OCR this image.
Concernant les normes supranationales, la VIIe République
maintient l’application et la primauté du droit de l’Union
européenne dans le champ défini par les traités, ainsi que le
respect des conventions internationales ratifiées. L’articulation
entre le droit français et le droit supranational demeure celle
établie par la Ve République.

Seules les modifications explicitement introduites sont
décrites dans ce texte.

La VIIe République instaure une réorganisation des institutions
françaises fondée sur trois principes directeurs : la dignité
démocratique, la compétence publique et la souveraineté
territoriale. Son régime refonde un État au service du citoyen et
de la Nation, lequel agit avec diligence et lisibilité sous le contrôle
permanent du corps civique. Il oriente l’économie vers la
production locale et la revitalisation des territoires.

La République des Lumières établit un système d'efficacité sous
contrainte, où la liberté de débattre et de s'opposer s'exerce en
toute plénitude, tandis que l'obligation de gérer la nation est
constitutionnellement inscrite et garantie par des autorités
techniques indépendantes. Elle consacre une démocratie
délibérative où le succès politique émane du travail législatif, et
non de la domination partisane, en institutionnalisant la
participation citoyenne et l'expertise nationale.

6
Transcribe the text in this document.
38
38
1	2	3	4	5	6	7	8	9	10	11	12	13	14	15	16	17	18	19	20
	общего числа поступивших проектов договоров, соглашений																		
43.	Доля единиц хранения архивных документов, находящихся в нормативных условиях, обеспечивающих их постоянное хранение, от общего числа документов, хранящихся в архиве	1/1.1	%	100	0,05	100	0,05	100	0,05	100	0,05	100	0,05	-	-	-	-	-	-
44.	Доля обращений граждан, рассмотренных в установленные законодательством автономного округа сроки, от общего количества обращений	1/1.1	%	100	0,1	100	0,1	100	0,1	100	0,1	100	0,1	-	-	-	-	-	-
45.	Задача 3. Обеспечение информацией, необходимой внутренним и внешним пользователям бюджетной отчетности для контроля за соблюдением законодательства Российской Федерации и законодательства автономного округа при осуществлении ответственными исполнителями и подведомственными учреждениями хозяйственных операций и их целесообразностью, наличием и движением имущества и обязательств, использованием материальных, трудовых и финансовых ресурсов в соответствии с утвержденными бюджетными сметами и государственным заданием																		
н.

● Exercise task
Looking at the records above, work out how many lines include the word "VIIe", then give that number by itself.

● Answer in full
2